Copy every line in the records below that contains the word "Flux".

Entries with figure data
========
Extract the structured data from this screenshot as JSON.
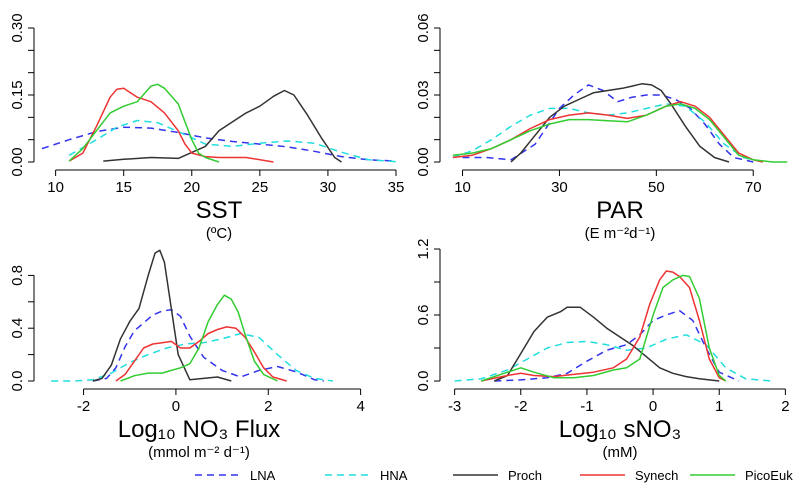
{
  "figure": {
    "legend": [
      {
        "name": "LNA",
        "color": "#3333ee",
        "dash": "dashed"
      },
      {
        "name": "HNA",
        "color": "#22dddd",
        "dash": "dashed"
      },
      {
        "name": "Proch",
        "color": "#333333",
        "dash": "solid"
      },
      {
        "name": "Synech",
        "color": "#ee3333",
        "dash": "solid"
      },
      {
        "name": "PicoEuk",
        "color": "#33cc33",
        "dash": "solid"
      }
    ]
  },
  "chart_data": [
    {
      "type": "line",
      "panel": "SST",
      "xlabel": "SST",
      "unit_label": "(ºC)",
      "xlim": [
        9,
        35
      ],
      "ylim": [
        0,
        0.3
      ],
      "xticks": [
        10,
        15,
        20,
        25,
        30,
        35
      ],
      "yticks": [
        0,
        0.15,
        0.3
      ],
      "ytick_labels": [
        "0.00",
        "0.15",
        "0.30"
      ],
      "minor_yticks": [
        0.05,
        0.1,
        0.2,
        0.25
      ],
      "series": [
        {
          "name": "LNA",
          "x": [
            9,
            11,
            13,
            15,
            17,
            19,
            21,
            23,
            25,
            27,
            29,
            31,
            33,
            35
          ],
          "y": [
            0.03,
            0.05,
            0.068,
            0.078,
            0.076,
            0.066,
            0.054,
            0.046,
            0.04,
            0.034,
            0.024,
            0.012,
            0.005,
            0.002
          ]
        },
        {
          "name": "HNA",
          "x": [
            11,
            13,
            14.5,
            16,
            17.5,
            19,
            21,
            23,
            25,
            27,
            29,
            31,
            33,
            35
          ],
          "y": [
            0.015,
            0.05,
            0.078,
            0.093,
            0.088,
            0.068,
            0.04,
            0.035,
            0.042,
            0.047,
            0.042,
            0.022,
            0.005,
            0.001
          ]
        },
        {
          "name": "Proch",
          "x": [
            13.5,
            15,
            17,
            19,
            21,
            22,
            23,
            24,
            25,
            26,
            26.8,
            27.5,
            28.5,
            29.5,
            30.5,
            31
          ],
          "y": [
            0.002,
            0.006,
            0.01,
            0.008,
            0.035,
            0.07,
            0.09,
            0.11,
            0.125,
            0.147,
            0.16,
            0.15,
            0.105,
            0.055,
            0.01,
            0.0
          ]
        },
        {
          "name": "Synech",
          "x": [
            11,
            12,
            13,
            14,
            14.5,
            15,
            15.5,
            16,
            17,
            18,
            19,
            19.5,
            20,
            21,
            22,
            24,
            26
          ],
          "y": [
            0.002,
            0.02,
            0.08,
            0.145,
            0.163,
            0.165,
            0.155,
            0.145,
            0.135,
            0.11,
            0.07,
            0.04,
            0.02,
            0.012,
            0.01,
            0.01,
            0.0
          ]
        },
        {
          "name": "PicoEuk",
          "x": [
            11,
            12,
            13,
            14,
            15,
            16,
            17,
            17.5,
            18,
            19,
            19.5,
            20,
            20.5,
            21,
            22
          ],
          "y": [
            0.002,
            0.03,
            0.07,
            0.11,
            0.125,
            0.135,
            0.17,
            0.174,
            0.165,
            0.13,
            0.09,
            0.05,
            0.02,
            0.01,
            0.0
          ]
        }
      ]
    },
    {
      "type": "line",
      "panel": "PAR",
      "xlabel": "PAR",
      "unit_label": "(E m⁻²d⁻¹)",
      "xlim": [
        7,
        78
      ],
      "ylim": [
        0,
        0.06
      ],
      "xticks": [
        10,
        30,
        50,
        70
      ],
      "yticks": [
        0,
        0.03,
        0.06
      ],
      "ytick_labels": [
        "0.00",
        "0.03",
        "0.06"
      ],
      "minor_yticks": [
        0.01,
        0.02,
        0.04,
        0.05
      ],
      "series": [
        {
          "name": "LNA",
          "x": [
            10,
            15,
            20,
            25,
            30,
            33,
            36,
            39,
            42,
            45,
            48,
            51,
            54,
            57,
            60,
            63,
            66,
            70
          ],
          "y": [
            0.002,
            0.002,
            0.001,
            0.008,
            0.024,
            0.03,
            0.0345,
            0.032,
            0.027,
            0.029,
            0.03,
            0.03,
            0.028,
            0.024,
            0.017,
            0.008,
            0.002,
            0.0
          ]
        },
        {
          "name": "HNA",
          "x": [
            8,
            12,
            16,
            20,
            24,
            28,
            32,
            36,
            40,
            44,
            48,
            52,
            56,
            60,
            64,
            68,
            72
          ],
          "y": [
            0.002,
            0.005,
            0.01,
            0.016,
            0.021,
            0.024,
            0.024,
            0.022,
            0.021,
            0.022,
            0.024,
            0.026,
            0.025,
            0.018,
            0.008,
            0.002,
            0.0
          ]
        },
        {
          "name": "Proch",
          "x": [
            20,
            22,
            25,
            28,
            31,
            34,
            37,
            40,
            43,
            45,
            47,
            49,
            51,
            53,
            56,
            59,
            62,
            65
          ],
          "y": [
            0.0,
            0.004,
            0.012,
            0.02,
            0.025,
            0.028,
            0.031,
            0.032,
            0.033,
            0.034,
            0.035,
            0.0345,
            0.032,
            0.026,
            0.016,
            0.007,
            0.002,
            0.0
          ]
        },
        {
          "name": "Synech",
          "x": [
            8,
            12,
            16,
            20,
            24,
            28,
            32,
            36,
            40,
            44,
            48,
            52,
            55,
            58,
            61,
            64,
            67,
            70,
            72
          ],
          "y": [
            0.002,
            0.003,
            0.006,
            0.01,
            0.015,
            0.019,
            0.021,
            0.022,
            0.021,
            0.0195,
            0.021,
            0.025,
            0.027,
            0.025,
            0.02,
            0.012,
            0.004,
            0.001,
            0.0
          ]
        },
        {
          "name": "PicoEuk",
          "x": [
            8,
            12,
            16,
            20,
            24,
            28,
            32,
            36,
            40,
            44,
            48,
            52,
            55,
            58,
            61,
            64,
            67,
            70,
            74,
            77
          ],
          "y": [
            0.003,
            0.004,
            0.006,
            0.01,
            0.014,
            0.017,
            0.019,
            0.019,
            0.0185,
            0.018,
            0.021,
            0.025,
            0.026,
            0.024,
            0.019,
            0.011,
            0.003,
            0.001,
            0.0,
            0.0
          ]
        }
      ]
    },
    {
      "type": "line",
      "panel": "NO3 Flux",
      "xlabel": "Log₁₀ NO₃ Flux",
      "unit_label": "(mmol m⁻² d⁻¹)",
      "xlim": [
        -2.9,
        3.9
      ],
      "ylim": [
        0,
        1.0
      ],
      "xticks": [
        -2,
        0,
        2,
        4
      ],
      "yticks": [
        0,
        0.4,
        0.8
      ],
      "ytick_labels": [
        "0.0",
        "0.4",
        "0.8"
      ],
      "minor_yticks": [
        0.2,
        0.6
      ],
      "series": [
        {
          "name": "LNA",
          "x": [
            -1.8,
            -1.5,
            -1.3,
            -1.1,
            -0.9,
            -0.7,
            -0.5,
            -0.3,
            -0.1,
            0.1,
            0.3,
            0.6,
            1.0,
            1.4,
            1.8,
            2.2,
            2.6,
            3.0,
            3.2
          ],
          "y": [
            0.0,
            0.02,
            0.1,
            0.26,
            0.38,
            0.44,
            0.5,
            0.53,
            0.54,
            0.49,
            0.34,
            0.18,
            0.08,
            0.03,
            0.08,
            0.11,
            0.07,
            0.01,
            0.0
          ]
        },
        {
          "name": "HNA",
          "x": [
            -2.7,
            -2.2,
            -1.8,
            -1.4,
            -1.0,
            -0.6,
            -0.2,
            0.2,
            0.6,
            1.0,
            1.4,
            1.8,
            2.2,
            2.6,
            3.0,
            3.4
          ],
          "y": [
            0.0,
            0.0,
            0.01,
            0.06,
            0.14,
            0.2,
            0.25,
            0.28,
            0.29,
            0.32,
            0.36,
            0.33,
            0.2,
            0.08,
            0.02,
            0.0
          ]
        },
        {
          "name": "Proch",
          "x": [
            -1.8,
            -1.6,
            -1.4,
            -1.2,
            -1.0,
            -0.8,
            -0.6,
            -0.45,
            -0.35,
            -0.25,
            -0.1,
            0.05,
            0.3,
            0.6,
            0.9,
            1.2
          ],
          "y": [
            0.0,
            0.02,
            0.12,
            0.32,
            0.45,
            0.55,
            0.8,
            0.97,
            0.99,
            0.9,
            0.55,
            0.2,
            0.01,
            0.02,
            0.03,
            0.0
          ]
        },
        {
          "name": "Synech",
          "x": [
            -1.3,
            -1.1,
            -0.9,
            -0.7,
            -0.5,
            -0.3,
            -0.1,
            0.1,
            0.3,
            0.5,
            0.7,
            0.9,
            1.1,
            1.3,
            1.5,
            1.7,
            1.9,
            2.1,
            2.4
          ],
          "y": [
            0.0,
            0.05,
            0.15,
            0.25,
            0.28,
            0.29,
            0.3,
            0.25,
            0.25,
            0.3,
            0.36,
            0.39,
            0.41,
            0.4,
            0.33,
            0.22,
            0.1,
            0.03,
            0.0
          ]
        },
        {
          "name": "PicoEuk",
          "x": [
            -1.2,
            -0.9,
            -0.6,
            -0.3,
            -0.1,
            0.1,
            0.3,
            0.5,
            0.7,
            0.9,
            1.05,
            1.2,
            1.35,
            1.5,
            1.7,
            1.9,
            2.2
          ],
          "y": [
            0.0,
            0.04,
            0.06,
            0.06,
            0.08,
            0.1,
            0.13,
            0.25,
            0.45,
            0.58,
            0.65,
            0.62,
            0.52,
            0.35,
            0.15,
            0.05,
            0.0
          ]
        }
      ]
    },
    {
      "type": "line",
      "panel": "sNO3",
      "xlabel": "Log₁₀ sNO₃",
      "unit_label": "(mM)",
      "xlim": [
        -3.1,
        2.1
      ],
      "ylim": [
        0,
        1.2
      ],
      "xticks": [
        -3,
        -2,
        -1,
        0,
        1,
        2
      ],
      "yticks": [
        0,
        0.6,
        1.2
      ],
      "ytick_labels": [
        "0.0",
        "0.6",
        "1.2"
      ],
      "minor_yticks": [
        0.3,
        0.9
      ],
      "series": [
        {
          "name": "LNA",
          "x": [
            -2.4,
            -2.0,
            -1.6,
            -1.3,
            -1.0,
            -0.7,
            -0.4,
            -0.2,
            0.0,
            0.2,
            0.4,
            0.6,
            0.8,
            1.0,
            1.3
          ],
          "y": [
            0.0,
            0.01,
            0.03,
            0.07,
            0.18,
            0.28,
            0.33,
            0.42,
            0.55,
            0.6,
            0.64,
            0.55,
            0.3,
            0.08,
            0.0
          ]
        },
        {
          "name": "HNA",
          "x": [
            -3.0,
            -2.6,
            -2.2,
            -1.9,
            -1.6,
            -1.3,
            -1.0,
            -0.7,
            -0.4,
            -0.1,
            0.2,
            0.5,
            0.8,
            1.1,
            1.4,
            1.8
          ],
          "y": [
            0.0,
            0.02,
            0.1,
            0.2,
            0.3,
            0.35,
            0.36,
            0.33,
            0.28,
            0.3,
            0.38,
            0.42,
            0.33,
            0.12,
            0.02,
            0.0
          ]
        },
        {
          "name": "Proch",
          "x": [
            -2.4,
            -2.2,
            -2.0,
            -1.8,
            -1.6,
            -1.4,
            -1.3,
            -1.1,
            -0.9,
            -0.7,
            -0.5,
            -0.3,
            -0.1,
            0.1,
            0.3,
            0.5,
            0.7,
            1.0
          ],
          "y": [
            0.0,
            0.05,
            0.25,
            0.45,
            0.58,
            0.63,
            0.67,
            0.67,
            0.58,
            0.48,
            0.4,
            0.32,
            0.22,
            0.12,
            0.07,
            0.04,
            0.02,
            0.0
          ]
        },
        {
          "name": "Synech",
          "x": [
            -2.6,
            -2.2,
            -2.0,
            -1.8,
            -1.5,
            -1.2,
            -0.9,
            -0.6,
            -0.4,
            -0.2,
            -0.05,
            0.1,
            0.2,
            0.3,
            0.4,
            0.55,
            0.7,
            0.85,
            1.0,
            1.1
          ],
          "y": [
            0.0,
            0.05,
            0.07,
            0.05,
            0.04,
            0.06,
            0.08,
            0.12,
            0.2,
            0.4,
            0.7,
            0.92,
            1.0,
            0.99,
            0.95,
            0.85,
            0.55,
            0.2,
            0.03,
            0.0
          ]
        },
        {
          "name": "PicoEuk",
          "x": [
            -2.6,
            -2.2,
            -2.0,
            -1.8,
            -1.5,
            -1.2,
            -0.9,
            -0.6,
            -0.4,
            -0.2,
            0.0,
            0.15,
            0.3,
            0.45,
            0.55,
            0.7,
            0.85,
            1.0,
            1.1
          ],
          "y": [
            0.0,
            0.08,
            0.12,
            0.08,
            0.03,
            0.03,
            0.05,
            0.1,
            0.12,
            0.2,
            0.6,
            0.85,
            0.92,
            0.96,
            0.95,
            0.75,
            0.3,
            0.05,
            0.0
          ]
        }
      ]
    }
  ]
}
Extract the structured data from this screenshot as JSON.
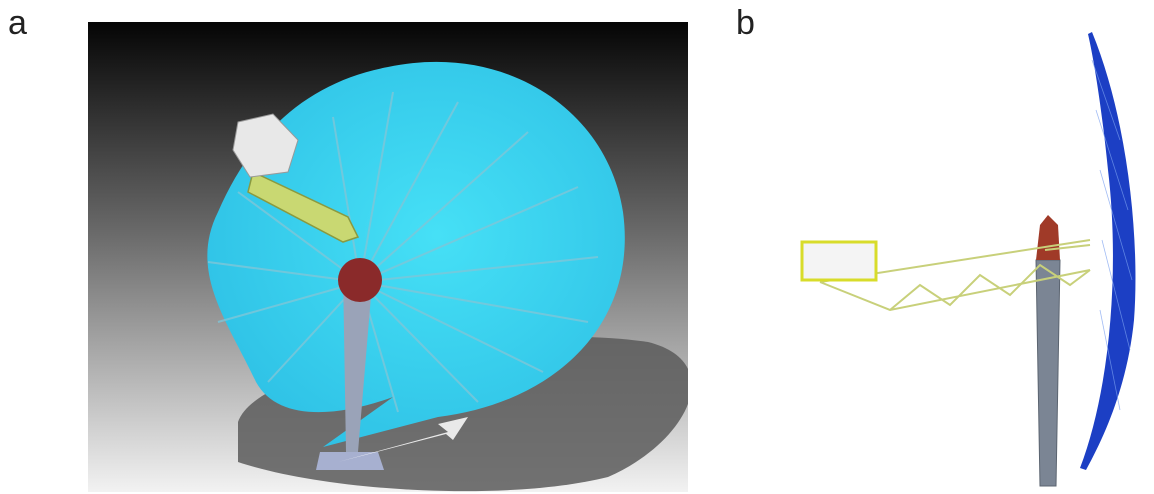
{
  "figure": {
    "panels": [
      {
        "label": "a"
      },
      {
        "label": "b"
      }
    ],
    "colors": {
      "dish_a": "#39d4f0",
      "dish_b": "#1c3fc4",
      "truss": "#d7e08a",
      "pole": "#8f9aa8",
      "receiver_b": "#e6e05a"
    }
  }
}
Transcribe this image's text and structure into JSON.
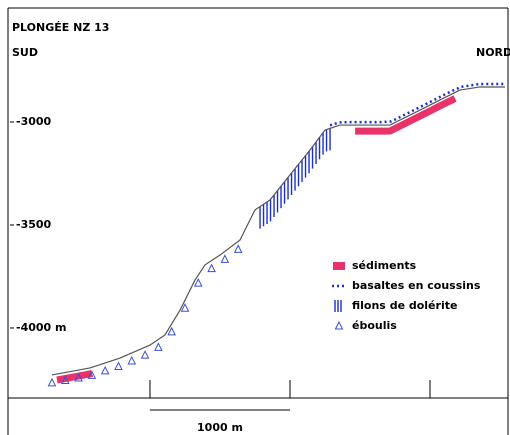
========
→ **Worked answer**
      "panel": "NO3 Flux",
      "xlabel": "Log₁₀ NO₃ Flux",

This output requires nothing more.